Give only the number of lines in the listing below where the string "Orangerie" occurs.

◇ ◇ ◇ ◇ ◇

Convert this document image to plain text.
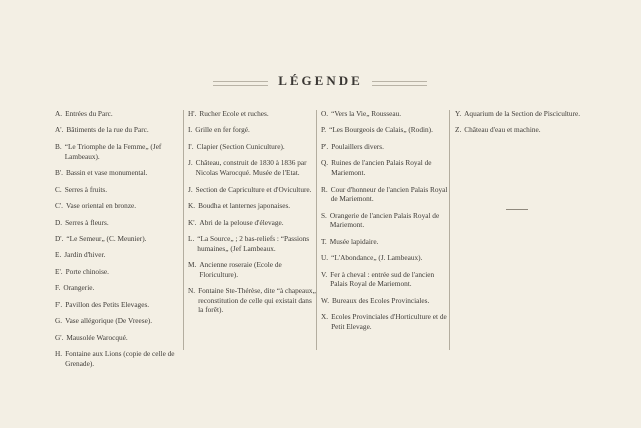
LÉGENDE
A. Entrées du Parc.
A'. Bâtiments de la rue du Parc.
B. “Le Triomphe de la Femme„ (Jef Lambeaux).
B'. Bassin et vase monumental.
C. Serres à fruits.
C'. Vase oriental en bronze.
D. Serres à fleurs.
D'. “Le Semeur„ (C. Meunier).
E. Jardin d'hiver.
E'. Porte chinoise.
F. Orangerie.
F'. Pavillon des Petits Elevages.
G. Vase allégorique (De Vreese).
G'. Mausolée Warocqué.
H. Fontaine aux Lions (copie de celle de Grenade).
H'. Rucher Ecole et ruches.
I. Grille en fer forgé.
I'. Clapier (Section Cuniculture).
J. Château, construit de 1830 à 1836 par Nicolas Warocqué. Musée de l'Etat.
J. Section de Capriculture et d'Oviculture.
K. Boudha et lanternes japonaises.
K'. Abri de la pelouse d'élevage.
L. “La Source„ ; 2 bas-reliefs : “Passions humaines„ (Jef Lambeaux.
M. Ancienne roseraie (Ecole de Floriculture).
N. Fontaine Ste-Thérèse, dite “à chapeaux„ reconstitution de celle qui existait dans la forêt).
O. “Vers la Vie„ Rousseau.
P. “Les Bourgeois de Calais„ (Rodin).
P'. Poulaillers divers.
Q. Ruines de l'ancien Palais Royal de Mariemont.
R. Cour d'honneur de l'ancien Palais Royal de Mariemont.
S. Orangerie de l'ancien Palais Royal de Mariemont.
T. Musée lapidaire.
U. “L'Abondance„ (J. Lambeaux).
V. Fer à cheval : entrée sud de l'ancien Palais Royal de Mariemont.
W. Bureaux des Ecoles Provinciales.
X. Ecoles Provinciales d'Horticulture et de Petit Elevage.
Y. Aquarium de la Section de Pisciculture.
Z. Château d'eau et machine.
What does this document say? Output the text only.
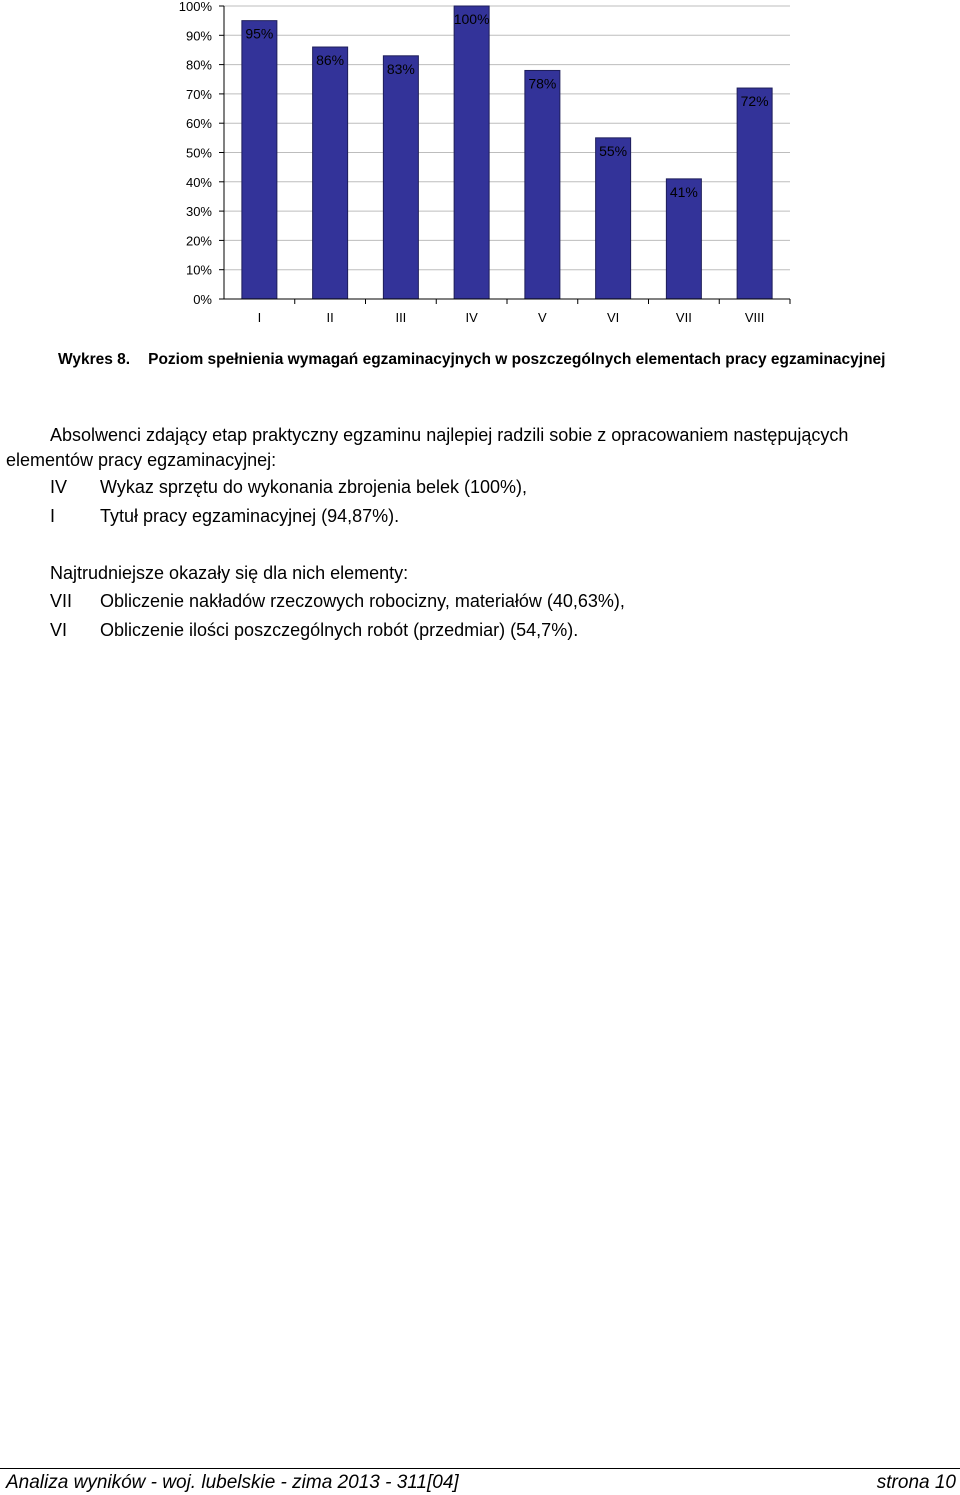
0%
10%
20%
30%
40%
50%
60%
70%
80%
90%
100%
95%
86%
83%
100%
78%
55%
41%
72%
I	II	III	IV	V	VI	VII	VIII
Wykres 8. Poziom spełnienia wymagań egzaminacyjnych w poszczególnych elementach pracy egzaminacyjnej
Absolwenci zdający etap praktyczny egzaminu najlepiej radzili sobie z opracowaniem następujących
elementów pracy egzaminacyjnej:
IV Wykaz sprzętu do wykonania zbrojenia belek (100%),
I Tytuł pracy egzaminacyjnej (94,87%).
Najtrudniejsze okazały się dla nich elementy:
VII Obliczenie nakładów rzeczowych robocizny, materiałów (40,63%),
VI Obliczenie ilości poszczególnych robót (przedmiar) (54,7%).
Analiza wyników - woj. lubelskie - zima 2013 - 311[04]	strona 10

◇ ◇ ◇ ◇ ◇

THE REPLY - 2